# [Set task]
Copy out every line in which the string "Людиново" occurs.

# [Information supplied]
[Start]
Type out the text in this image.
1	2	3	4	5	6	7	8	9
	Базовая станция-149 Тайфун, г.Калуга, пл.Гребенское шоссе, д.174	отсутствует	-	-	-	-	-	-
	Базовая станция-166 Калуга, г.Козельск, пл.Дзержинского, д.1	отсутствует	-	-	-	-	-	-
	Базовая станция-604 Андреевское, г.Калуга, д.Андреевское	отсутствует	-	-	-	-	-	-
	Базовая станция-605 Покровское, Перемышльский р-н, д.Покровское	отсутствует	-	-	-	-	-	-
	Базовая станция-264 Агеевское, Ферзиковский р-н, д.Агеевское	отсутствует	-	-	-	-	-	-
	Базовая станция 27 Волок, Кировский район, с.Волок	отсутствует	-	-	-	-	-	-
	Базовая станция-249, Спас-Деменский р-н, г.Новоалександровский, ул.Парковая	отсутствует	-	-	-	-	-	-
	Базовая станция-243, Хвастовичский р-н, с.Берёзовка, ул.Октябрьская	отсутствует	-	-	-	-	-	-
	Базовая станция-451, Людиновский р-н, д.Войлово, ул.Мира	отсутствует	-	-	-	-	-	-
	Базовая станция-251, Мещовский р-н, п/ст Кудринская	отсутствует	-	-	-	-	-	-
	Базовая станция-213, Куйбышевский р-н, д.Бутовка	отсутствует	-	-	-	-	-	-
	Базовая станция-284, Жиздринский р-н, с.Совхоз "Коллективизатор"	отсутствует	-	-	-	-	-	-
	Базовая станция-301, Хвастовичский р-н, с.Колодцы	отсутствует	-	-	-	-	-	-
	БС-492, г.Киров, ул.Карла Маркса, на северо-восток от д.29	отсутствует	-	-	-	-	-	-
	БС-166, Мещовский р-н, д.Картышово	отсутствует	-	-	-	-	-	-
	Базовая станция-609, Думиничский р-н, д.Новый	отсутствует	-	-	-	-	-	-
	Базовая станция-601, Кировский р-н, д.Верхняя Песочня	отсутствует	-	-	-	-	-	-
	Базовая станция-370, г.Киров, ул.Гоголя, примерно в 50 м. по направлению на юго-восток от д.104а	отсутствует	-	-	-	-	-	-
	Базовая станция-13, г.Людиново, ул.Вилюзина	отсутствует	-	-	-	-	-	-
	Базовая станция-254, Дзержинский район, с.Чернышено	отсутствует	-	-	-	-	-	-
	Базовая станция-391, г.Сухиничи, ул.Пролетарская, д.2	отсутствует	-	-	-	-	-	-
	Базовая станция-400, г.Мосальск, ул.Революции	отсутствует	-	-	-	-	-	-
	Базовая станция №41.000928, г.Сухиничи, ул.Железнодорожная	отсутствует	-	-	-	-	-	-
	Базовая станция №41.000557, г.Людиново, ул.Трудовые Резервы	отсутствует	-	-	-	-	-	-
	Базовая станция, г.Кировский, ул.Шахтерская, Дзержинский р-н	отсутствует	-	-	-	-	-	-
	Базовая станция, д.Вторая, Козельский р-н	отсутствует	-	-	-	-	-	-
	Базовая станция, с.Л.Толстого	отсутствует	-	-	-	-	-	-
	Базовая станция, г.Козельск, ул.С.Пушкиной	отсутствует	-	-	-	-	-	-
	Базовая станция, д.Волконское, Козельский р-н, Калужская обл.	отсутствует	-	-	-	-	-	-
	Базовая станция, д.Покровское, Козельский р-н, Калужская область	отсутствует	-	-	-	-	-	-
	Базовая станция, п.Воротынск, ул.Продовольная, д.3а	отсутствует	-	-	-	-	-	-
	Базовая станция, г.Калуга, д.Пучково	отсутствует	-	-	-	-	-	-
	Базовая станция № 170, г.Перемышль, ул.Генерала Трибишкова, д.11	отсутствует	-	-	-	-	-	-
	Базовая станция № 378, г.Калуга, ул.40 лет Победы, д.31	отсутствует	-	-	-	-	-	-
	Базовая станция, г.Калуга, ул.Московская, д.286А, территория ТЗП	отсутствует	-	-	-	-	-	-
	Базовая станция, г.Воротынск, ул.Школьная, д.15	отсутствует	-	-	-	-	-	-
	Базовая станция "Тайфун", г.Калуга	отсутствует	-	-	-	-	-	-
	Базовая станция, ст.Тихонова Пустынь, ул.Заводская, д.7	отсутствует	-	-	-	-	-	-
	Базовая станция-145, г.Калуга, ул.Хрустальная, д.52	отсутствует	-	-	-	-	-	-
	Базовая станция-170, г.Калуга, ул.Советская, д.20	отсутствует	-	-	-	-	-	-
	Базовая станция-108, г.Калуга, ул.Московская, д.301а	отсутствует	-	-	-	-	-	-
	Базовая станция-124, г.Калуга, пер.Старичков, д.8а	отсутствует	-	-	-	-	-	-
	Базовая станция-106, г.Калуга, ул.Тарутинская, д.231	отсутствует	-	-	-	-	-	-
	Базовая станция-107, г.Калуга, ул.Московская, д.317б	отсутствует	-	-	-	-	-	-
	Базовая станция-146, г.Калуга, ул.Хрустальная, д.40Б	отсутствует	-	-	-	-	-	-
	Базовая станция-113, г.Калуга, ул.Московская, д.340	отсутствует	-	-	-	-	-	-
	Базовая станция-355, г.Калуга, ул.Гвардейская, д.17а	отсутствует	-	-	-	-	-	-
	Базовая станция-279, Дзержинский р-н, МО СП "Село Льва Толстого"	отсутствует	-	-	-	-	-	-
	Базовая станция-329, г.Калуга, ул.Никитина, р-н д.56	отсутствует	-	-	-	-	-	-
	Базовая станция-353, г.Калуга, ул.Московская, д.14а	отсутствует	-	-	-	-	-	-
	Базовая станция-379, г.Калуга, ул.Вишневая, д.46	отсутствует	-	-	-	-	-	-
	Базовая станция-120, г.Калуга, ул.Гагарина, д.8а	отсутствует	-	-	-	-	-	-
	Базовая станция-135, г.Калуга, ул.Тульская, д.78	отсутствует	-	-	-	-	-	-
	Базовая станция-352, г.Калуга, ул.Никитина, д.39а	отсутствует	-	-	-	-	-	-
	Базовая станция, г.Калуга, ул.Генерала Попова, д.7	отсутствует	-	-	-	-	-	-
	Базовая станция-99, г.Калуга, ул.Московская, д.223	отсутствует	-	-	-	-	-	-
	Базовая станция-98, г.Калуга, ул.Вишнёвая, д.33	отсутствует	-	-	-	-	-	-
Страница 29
[End]
# [The output]
	Базовая станция-13, г.Людиново, ул.Вилюзина	отсутствует	-	-	-	-	-	-
	Базовая станция №41.000557, г.Людиново, ул.Трудовые Резервы	отсутствует	-	-	-	-	-	-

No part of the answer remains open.